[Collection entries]
================
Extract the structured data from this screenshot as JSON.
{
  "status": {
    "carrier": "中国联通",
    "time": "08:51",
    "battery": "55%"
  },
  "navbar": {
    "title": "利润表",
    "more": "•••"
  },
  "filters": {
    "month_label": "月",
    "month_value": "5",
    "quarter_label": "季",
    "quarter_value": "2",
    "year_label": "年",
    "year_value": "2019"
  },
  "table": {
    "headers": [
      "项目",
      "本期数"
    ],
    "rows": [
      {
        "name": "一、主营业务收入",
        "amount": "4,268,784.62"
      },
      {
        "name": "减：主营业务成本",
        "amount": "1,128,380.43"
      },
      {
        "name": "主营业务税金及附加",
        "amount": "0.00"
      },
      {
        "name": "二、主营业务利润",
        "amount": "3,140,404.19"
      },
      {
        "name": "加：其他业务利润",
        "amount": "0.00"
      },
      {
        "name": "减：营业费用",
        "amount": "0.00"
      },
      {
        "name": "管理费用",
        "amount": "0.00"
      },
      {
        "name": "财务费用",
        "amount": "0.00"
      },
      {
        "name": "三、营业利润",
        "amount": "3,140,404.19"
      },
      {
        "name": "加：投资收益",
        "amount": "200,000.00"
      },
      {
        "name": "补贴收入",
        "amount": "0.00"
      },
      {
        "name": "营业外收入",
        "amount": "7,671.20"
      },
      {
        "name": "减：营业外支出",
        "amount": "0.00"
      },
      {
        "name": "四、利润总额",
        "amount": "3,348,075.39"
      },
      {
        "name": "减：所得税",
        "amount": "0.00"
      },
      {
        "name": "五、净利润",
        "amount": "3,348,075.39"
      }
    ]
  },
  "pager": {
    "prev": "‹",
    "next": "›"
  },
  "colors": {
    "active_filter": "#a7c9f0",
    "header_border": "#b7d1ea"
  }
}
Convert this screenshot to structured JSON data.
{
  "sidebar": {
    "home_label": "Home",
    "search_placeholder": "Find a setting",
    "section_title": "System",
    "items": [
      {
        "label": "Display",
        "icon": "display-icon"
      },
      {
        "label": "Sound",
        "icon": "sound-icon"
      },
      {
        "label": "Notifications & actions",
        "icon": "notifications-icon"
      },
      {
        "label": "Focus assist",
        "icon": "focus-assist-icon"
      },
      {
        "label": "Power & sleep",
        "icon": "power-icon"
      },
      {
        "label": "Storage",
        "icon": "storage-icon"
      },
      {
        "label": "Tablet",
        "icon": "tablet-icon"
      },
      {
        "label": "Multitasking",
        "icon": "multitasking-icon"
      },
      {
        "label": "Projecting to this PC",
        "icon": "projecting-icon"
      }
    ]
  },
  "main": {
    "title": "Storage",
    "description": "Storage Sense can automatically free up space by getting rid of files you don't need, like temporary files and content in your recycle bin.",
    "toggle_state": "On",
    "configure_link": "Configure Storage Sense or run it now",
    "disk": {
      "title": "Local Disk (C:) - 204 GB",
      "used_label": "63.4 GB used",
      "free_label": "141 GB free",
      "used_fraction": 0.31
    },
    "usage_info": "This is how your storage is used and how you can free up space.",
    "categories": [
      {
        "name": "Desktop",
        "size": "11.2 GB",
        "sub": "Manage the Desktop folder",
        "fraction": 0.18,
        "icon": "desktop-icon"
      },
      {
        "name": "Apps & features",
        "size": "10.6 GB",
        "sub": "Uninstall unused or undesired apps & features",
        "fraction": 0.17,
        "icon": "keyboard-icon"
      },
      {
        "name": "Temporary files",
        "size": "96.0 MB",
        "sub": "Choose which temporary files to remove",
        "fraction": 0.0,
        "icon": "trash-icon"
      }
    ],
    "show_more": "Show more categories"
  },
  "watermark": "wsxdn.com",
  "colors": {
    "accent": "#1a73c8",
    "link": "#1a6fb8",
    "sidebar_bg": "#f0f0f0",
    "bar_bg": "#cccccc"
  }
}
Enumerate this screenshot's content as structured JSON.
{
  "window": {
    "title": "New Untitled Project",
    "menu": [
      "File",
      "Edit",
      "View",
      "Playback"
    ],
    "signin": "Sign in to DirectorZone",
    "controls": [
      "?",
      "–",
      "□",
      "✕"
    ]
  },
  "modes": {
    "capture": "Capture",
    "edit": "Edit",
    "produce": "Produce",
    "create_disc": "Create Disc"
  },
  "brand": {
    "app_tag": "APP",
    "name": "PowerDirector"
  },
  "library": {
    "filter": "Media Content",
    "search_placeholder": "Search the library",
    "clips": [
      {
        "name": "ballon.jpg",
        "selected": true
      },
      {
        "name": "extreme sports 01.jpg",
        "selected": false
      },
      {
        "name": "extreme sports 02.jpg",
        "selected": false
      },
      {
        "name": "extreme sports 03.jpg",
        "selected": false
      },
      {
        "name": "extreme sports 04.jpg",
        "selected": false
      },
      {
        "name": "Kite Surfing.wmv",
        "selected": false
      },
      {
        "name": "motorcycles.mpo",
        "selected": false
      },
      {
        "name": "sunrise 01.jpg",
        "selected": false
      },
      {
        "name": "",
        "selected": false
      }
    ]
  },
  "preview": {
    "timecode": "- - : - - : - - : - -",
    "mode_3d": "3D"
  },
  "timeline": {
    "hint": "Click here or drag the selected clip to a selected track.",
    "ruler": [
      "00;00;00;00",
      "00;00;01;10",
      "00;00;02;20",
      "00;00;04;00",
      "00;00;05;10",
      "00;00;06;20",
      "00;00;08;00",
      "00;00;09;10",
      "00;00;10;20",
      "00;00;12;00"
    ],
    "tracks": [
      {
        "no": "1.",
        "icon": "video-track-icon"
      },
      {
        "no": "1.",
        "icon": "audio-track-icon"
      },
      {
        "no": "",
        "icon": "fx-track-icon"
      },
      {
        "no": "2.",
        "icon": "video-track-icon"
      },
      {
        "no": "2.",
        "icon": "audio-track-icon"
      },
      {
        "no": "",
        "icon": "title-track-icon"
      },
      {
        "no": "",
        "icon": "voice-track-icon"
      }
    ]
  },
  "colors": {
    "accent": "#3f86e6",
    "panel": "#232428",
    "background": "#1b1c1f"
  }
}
================
▶ [GOAL]: Reproduce every record above exactly as it appears.

▶ [CORRECT RESULT]:
Extract the structured data from this screenshot as JSON.
{
  "status": {
    "carrier": "中国联通",
    "time": "08:51",
    "battery": "55%"
  },
  "navbar": {
    "title": "利润表",
    "more": "•••"
  },
  "filters": {
    "month_label": "月",
    "month_value": "5",
    "quarter_label": "季",
    "quarter_value": "2",
    "year_label": "年",
    "year_value": "2019"
  },
  "table": {
    "headers": [
      "项目",
      "本期数"
    ],
    "rows": [
      {
        "name": "一、主营业务收入",
        "amount": "4,268,784.62"
      },
      {
        "name": "减：主营业务成本",
        "amount": "1,128,380.43"
      },
      {
        "name": "主营业务税金及附加",
        "amount": "0.00"
      },
      {
        "name": "二、主营业务利润",
        "amount": "3,140,404.19"
      },
      {
        "name": "加：其他业务利润",
        "amount": "0.00"
      },
      {
        "name": "减：营业费用",
        "amount": "0.00"
      },
      {
        "name": "管理费用",
        "amount": "0.00"
      },
      {
        "name": "财务费用",
        "amount": "0.00"
      },
      {
        "name": "三、营业利润",
        "amount": "3,140,404.19"
      },
      {
        "name": "加：投资收益",
        "amount": "200,000.00"
      },
      {
        "name": "补贴收入",
        "amount": "0.00"
      },
      {
        "name": "营业外收入",
        "amount": "7,671.20"
      },
      {
        "name": "减：营业外支出",
        "amount": "0.00"
      },
      {
        "name": "四、利润总额",
        "amount": "3,348,075.39"
      },
      {
        "name": "减：所得税",
        "amount": "0.00"
      },
      {
        "name": "五、净利润",
        "amount": "3,348,075.39"
      }
    ]
  },
  "pager": {
    "prev": "‹",
    "next": "›"
  },
  "colors": {
    "active_filter": "#a7c9f0",
    "header_border": "#b7d1ea"
  }
}
Convert this screenshot to structured JSON data.
{
  "sidebar": {
    "home_label": "Home",
    "search_placeholder": "Find a setting",
    "section_title": "System",
    "items": [
      {
        "label": "Display",
        "icon": "display-icon"
      },
      {
        "label": "Sound",
        "icon": "sound-icon"
      },
      {
        "label": "Notifications & actions",
        "icon": "notifications-icon"
      },
      {
        "label": "Focus assist",
        "icon": "focus-assist-icon"
      },
      {
        "label": "Power & sleep",
        "icon": "power-icon"
      },
      {
        "label": "Storage",
        "icon": "storage-icon"
      },
      {
        "label": "Tablet",
        "icon": "tablet-icon"
      },
      {
        "label": "Multitasking",
        "icon": "multitasking-icon"
      },
      {
        "label": "Projecting to this PC",
        "icon": "projecting-icon"
      }
    ]
  },
  "main": {
    "title": "Storage",
    "description": "Storage Sense can automatically free up space by getting rid of files you don't need, like temporary files and content in your recycle bin.",
    "toggle_state": "On",
    "configure_link": "Configure Storage Sense or run it now",
    "disk": {
      "title": "Local Disk (C:) - 204 GB",
      "used_label": "63.4 GB used",
      "free_label": "141 GB free",
      "used_fraction": 0.31
    },
    "usage_info": "This is how your storage is used and how you can free up space.",
    "categories": [
      {
        "name": "Desktop",
        "size": "11.2 GB",
        "sub": "Manage the Desktop folder",
        "fraction": 0.18,
        "icon": "desktop-icon"
      },
      {
        "name": "Apps & features",
        "size": "10.6 GB",
        "sub": "Uninstall unused or undesired apps & features",
        "fraction": 0.17,
        "icon": "keyboard-icon"
      },
      {
        "name": "Temporary files",
        "size": "96.0 MB",
        "sub": "Choose which temporary files to remove",
        "fraction": 0.0,
        "icon": "trash-icon"
      }
    ],
    "show_more": "Show more categories"
  },
  "watermark": "wsxdn.com",
  "colors": {
    "accent": "#1a73c8",
    "link": "#1a6fb8",
    "sidebar_bg": "#f0f0f0",
    "bar_bg": "#cccccc"
  }
}
Enumerate this screenshot's content as structured JSON.
{
  "window": {
    "title": "New Untitled Project",
    "menu": [
      "File",
      "Edit",
      "View",
      "Playback"
    ],
    "signin": "Sign in to DirectorZone",
    "controls": [
      "?",
      "–",
      "□",
      "✕"
    ]
  },
  "modes": {
    "capture": "Capture",
    "edit": "Edit",
    "produce": "Produce",
    "create_disc": "Create Disc"
  },
  "brand": {
    "app_tag": "APP",
    "name": "PowerDirector"
  },
  "library": {
    "filter": "Media Content",
    "search_placeholder": "Search the library",
    "clips": [
      {
        "name": "ballon.jpg",
        "selected": true
      },
      {
        "name": "extreme sports 01.jpg",
        "selected": false
      },
      {
        "name": "extreme sports 02.jpg",
        "selected": false
      },
      {
        "name": "extreme sports 03.jpg",
        "selected": false
      },
      {
        "name": "extreme sports 04.jpg",
        "selected": false
      },
      {
        "name": "Kite Surfing.wmv",
        "selected": false
      },
      {
        "name": "motorcycles.mpo",
        "selected": false
      },
      {
        "name": "sunrise 01.jpg",
        "selected": false
      },
      {
        "name": "",
        "selected": false
      }
    ]
  },
  "preview": {
    "timecode": "- - : - - : - - : - -",
    "mode_3d": "3D"
  },
  "timeline": {
    "hint": "Click here or drag the selected clip to a selected track.",
    "ruler": [
      "00;00;00;00",
      "00;00;01;10",
      "00;00;02;20",
      "00;00;04;00",
      "00;00;05;10",
      "00;00;06;20",
      "00;00;08;00",
      "00;00;09;10",
      "00;00;10;20",
      "00;00;12;00"
    ],
    "tracks": [
      {
        "no": "1.",
        "icon": "video-track-icon"
      },
      {
        "no": "1.",
        "icon": "audio-track-icon"
      },
      {
        "no": "",
        "icon": "fx-track-icon"
      },
      {
        "no": "2.",
        "icon": "video-track-icon"
      },
      {
        "no": "2.",
        "icon": "audio-track-icon"
      },
      {
        "no": "",
        "icon": "title-track-icon"
      },
      {
        "no": "",
        "icon": "voice-track-icon"
      }
    ]
  },
  "colors": {
    "accent": "#3f86e6",
    "panel": "#232428",
    "background": "#1b1c1f"
  }
}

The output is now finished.